Written problem
Give the total number of lines with the word "ylabel" in them, and no other words.

[Rows from a figure dataset]

______

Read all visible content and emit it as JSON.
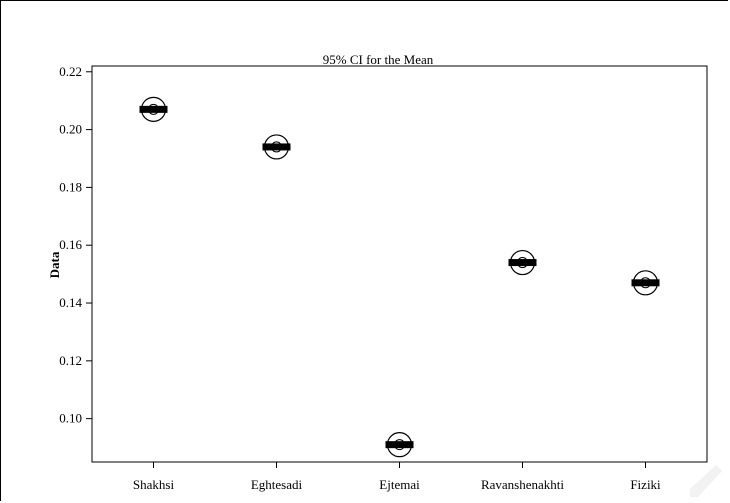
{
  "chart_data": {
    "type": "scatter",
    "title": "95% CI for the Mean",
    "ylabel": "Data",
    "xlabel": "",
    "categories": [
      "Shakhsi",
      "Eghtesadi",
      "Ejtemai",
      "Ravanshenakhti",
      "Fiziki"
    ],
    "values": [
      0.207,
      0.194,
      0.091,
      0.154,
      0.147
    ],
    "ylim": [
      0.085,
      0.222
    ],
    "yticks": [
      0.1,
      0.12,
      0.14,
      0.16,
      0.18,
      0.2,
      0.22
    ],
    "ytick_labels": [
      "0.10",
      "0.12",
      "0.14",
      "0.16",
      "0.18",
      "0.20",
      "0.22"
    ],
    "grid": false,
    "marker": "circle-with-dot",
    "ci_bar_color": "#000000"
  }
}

______

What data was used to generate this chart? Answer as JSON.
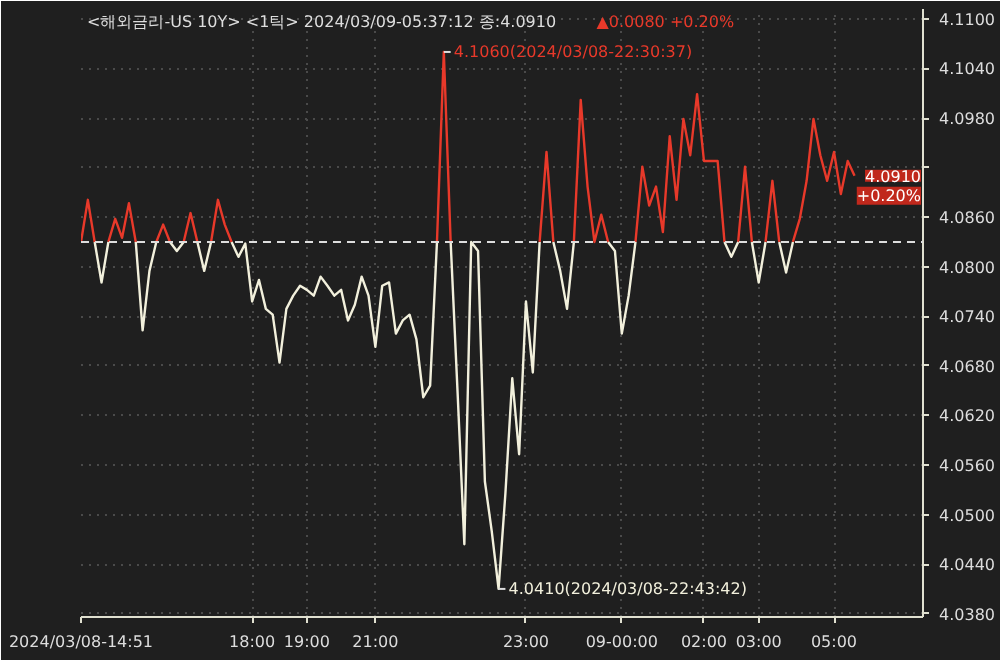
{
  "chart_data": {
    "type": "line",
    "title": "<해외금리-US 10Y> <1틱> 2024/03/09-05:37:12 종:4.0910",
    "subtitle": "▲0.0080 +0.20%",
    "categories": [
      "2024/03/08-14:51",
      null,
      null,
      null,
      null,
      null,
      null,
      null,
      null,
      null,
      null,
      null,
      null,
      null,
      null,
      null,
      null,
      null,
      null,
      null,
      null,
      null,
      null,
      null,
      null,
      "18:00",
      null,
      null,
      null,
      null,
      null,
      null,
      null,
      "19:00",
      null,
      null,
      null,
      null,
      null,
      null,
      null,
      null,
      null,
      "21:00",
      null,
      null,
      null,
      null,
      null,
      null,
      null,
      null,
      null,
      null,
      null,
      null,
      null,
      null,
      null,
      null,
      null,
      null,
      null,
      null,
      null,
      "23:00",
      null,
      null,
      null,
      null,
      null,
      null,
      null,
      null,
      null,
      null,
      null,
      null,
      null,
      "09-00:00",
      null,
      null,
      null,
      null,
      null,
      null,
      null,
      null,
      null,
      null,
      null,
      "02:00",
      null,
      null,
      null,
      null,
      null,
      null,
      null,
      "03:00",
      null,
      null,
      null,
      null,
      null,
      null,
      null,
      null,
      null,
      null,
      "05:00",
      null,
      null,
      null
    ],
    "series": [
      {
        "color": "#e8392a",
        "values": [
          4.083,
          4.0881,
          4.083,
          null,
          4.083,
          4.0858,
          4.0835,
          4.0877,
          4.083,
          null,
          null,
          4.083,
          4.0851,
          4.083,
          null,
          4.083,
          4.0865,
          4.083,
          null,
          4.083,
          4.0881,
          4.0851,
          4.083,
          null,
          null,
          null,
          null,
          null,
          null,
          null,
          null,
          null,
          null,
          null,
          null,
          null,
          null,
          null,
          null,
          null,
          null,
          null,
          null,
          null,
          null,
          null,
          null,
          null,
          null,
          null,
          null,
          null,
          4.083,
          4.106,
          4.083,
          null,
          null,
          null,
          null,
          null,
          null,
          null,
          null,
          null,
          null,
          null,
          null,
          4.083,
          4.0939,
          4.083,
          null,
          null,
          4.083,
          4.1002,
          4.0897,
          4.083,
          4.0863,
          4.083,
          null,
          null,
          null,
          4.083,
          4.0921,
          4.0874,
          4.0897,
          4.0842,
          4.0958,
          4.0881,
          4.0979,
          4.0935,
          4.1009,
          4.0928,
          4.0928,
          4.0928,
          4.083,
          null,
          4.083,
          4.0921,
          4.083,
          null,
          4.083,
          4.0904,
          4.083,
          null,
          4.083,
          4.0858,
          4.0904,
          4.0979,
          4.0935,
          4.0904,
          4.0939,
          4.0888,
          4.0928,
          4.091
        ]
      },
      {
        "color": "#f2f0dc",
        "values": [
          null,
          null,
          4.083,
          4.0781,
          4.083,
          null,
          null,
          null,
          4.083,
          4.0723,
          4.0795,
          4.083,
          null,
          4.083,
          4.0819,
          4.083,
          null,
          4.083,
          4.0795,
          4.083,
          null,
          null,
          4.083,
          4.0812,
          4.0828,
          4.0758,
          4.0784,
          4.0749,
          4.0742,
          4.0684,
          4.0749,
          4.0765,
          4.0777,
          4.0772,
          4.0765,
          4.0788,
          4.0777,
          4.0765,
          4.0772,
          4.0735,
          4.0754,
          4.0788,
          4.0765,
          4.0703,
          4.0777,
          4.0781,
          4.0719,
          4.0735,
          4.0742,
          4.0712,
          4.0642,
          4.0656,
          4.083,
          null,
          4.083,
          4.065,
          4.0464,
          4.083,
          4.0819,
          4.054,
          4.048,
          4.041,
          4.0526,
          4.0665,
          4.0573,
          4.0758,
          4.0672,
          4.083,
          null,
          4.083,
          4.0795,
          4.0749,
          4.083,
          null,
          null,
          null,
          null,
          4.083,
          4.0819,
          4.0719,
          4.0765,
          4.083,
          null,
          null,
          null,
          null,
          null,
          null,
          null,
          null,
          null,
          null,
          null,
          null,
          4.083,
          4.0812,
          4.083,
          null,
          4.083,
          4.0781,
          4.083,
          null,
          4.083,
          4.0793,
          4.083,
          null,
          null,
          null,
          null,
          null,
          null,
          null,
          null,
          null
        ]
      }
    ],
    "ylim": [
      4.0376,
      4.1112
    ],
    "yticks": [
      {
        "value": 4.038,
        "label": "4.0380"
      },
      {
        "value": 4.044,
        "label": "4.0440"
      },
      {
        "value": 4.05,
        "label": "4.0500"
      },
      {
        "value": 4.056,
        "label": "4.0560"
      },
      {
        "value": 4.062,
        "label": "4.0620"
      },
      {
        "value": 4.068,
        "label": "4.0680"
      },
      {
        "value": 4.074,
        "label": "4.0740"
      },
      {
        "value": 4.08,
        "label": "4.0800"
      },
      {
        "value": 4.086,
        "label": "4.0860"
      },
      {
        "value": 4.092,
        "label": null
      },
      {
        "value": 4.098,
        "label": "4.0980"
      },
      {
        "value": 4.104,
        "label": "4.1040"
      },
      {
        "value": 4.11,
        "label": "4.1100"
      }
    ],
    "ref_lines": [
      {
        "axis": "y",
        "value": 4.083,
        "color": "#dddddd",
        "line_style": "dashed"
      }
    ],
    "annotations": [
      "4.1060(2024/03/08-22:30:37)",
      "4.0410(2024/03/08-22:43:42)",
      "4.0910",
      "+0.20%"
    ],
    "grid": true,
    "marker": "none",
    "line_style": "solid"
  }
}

______

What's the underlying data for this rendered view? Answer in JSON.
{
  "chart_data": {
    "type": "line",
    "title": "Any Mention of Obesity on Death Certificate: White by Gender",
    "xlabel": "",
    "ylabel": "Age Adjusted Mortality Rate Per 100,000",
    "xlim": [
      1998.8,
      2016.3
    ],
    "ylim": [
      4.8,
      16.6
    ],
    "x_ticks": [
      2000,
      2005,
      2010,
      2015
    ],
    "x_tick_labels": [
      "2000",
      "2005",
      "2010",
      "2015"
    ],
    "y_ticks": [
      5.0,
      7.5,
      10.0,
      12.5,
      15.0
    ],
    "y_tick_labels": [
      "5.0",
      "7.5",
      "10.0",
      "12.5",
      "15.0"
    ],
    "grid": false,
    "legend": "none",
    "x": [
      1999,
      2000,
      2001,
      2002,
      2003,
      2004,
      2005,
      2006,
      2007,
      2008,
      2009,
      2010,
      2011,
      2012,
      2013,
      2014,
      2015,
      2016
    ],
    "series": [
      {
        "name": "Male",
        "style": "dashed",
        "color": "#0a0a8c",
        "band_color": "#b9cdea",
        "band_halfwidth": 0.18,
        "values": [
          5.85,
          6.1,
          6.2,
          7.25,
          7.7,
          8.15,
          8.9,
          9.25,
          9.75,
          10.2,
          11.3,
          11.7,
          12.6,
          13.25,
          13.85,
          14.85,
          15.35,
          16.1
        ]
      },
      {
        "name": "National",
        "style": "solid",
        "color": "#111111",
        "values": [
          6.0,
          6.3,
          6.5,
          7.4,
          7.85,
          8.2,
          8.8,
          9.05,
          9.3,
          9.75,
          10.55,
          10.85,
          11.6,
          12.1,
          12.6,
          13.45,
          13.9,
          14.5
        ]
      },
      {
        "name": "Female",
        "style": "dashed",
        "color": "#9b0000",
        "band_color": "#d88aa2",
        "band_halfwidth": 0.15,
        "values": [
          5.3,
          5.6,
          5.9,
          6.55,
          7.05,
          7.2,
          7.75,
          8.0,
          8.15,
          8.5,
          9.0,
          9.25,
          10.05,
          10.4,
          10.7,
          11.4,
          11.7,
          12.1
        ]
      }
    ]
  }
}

______

Right answer
2